## The records:
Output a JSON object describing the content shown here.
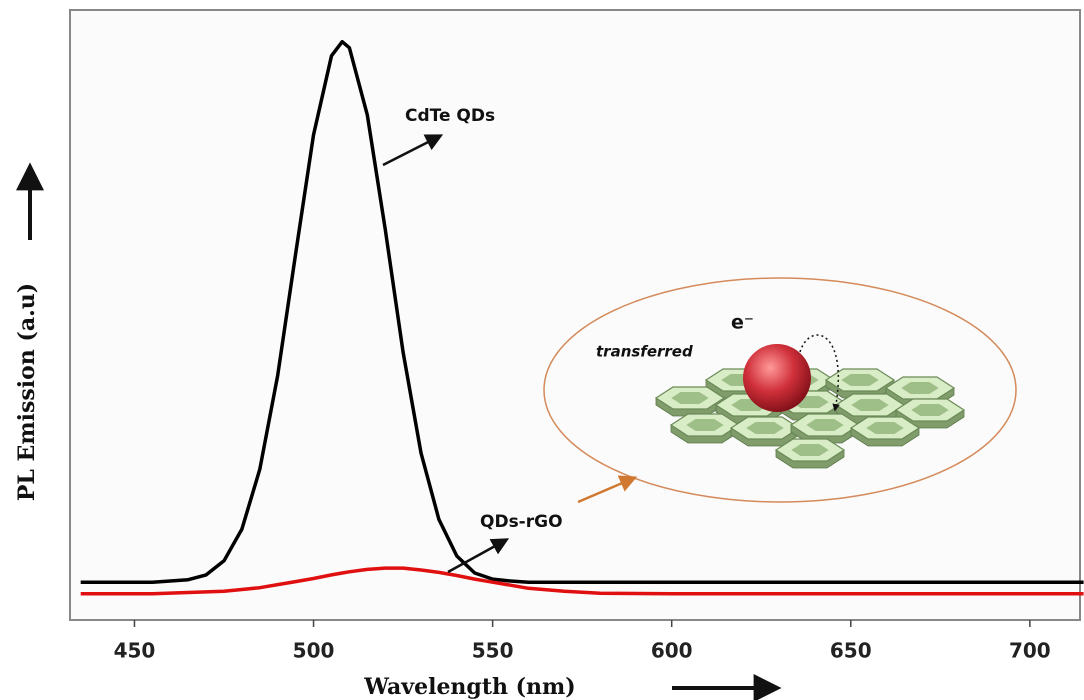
{
  "chart_data": {
    "type": "line",
    "xlabel": "Wavelength (nm)",
    "ylabel": "PL Emission (a.u)",
    "annotations": [
      "CdTe QDs",
      "QDs-rGO",
      "e⁻",
      "transferred"
    ],
    "x": [
      435,
      445,
      455,
      465,
      470,
      475,
      480,
      485,
      490,
      495,
      500,
      505,
      508,
      510,
      515,
      520,
      525,
      530,
      535,
      540,
      545,
      550,
      555,
      560,
      570,
      580,
      600,
      620,
      650,
      680,
      715
    ],
    "series": [
      {
        "name": "CdTe QDs",
        "color": "#000000",
        "values": [
          6.2,
          6.2,
          6.2,
          6.6,
          7.4,
          9.7,
          14.9,
          24.7,
          40.1,
          60.0,
          79.5,
          92.5,
          94.8,
          93.8,
          82.8,
          64.1,
          43.9,
          27.4,
          16.5,
          10.5,
          7.7,
          6.7,
          6.4,
          6.2,
          6.2,
          6.2,
          6.2,
          6.2,
          6.2,
          6.2,
          6.2
        ]
      },
      {
        "name": "QDs-rGO",
        "color": "#e01010",
        "values": [
          4.3,
          4.3,
          4.3,
          4.5,
          4.6,
          4.7,
          5.0,
          5.3,
          5.8,
          6.3,
          6.8,
          7.4,
          7.7,
          7.9,
          8.3,
          8.5,
          8.5,
          8.2,
          7.8,
          7.3,
          6.7,
          6.2,
          5.7,
          5.2,
          4.7,
          4.4,
          4.3,
          4.3,
          4.3,
          4.3,
          4.3
        ]
      }
    ],
    "xlim": [
      432,
      714
    ],
    "ylim": [
      0,
      100
    ],
    "xticks": [
      450,
      500,
      550,
      600,
      650,
      700
    ]
  }
}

## Exercise description:
Reproduce every entry word for word, but omit the pictures.

## Task solution:
Output a JSON object describing the content shown here.
{
  "chart_data": {
    "type": "line",
    "xlabel": "Wavelength (nm)",
    "ylabel": "PL Emission (a.u)",
    "annotations": [
      "CdTe QDs",
      "QDs-rGO",
      "e⁻",
      "transferred"
    ],
    "x": [
      435,
      445,
      455,
      465,
      470,
      475,
      480,
      485,
      490,
      495,
      500,
      505,
      508,
      510,
      515,
      520,
      525,
      530,
      535,
      540,
      545,
      550,
      555,
      560,
      570,
      580,
      600,
      620,
      650,
      680,
      715
    ],
    "series": [
      {
        "name": "CdTe QDs",
        "color": "#000000",
        "values": [
          6.2,
          6.2,
          6.2,
          6.6,
          7.4,
          9.7,
          14.9,
          24.7,
          40.1,
          60.0,
          79.5,
          92.5,
          94.8,
          93.8,
          82.8,
          64.1,
          43.9,
          27.4,
          16.5,
          10.5,
          7.7,
          6.7,
          6.4,
          6.2,
          6.2,
          6.2,
          6.2,
          6.2,
          6.2,
          6.2,
          6.2
        ]
      },
      {
        "name": "QDs-rGO",
        "color": "#e01010",
        "values": [
          4.3,
          4.3,
          4.3,
          4.5,
          4.6,
          4.7,
          5.0,
          5.3,
          5.8,
          6.3,
          6.8,
          7.4,
          7.7,
          7.9,
          8.3,
          8.5,
          8.5,
          8.2,
          7.8,
          7.3,
          6.7,
          6.2,
          5.7,
          5.2,
          4.7,
          4.4,
          4.3,
          4.3,
          4.3,
          4.3,
          4.3
        ]
      }
    ],
    "xlim": [
      432,
      714
    ],
    "ylim": [
      0,
      100
    ],
    "xticks": [
      450,
      500,
      550,
      600,
      650,
      700
    ]
  }
}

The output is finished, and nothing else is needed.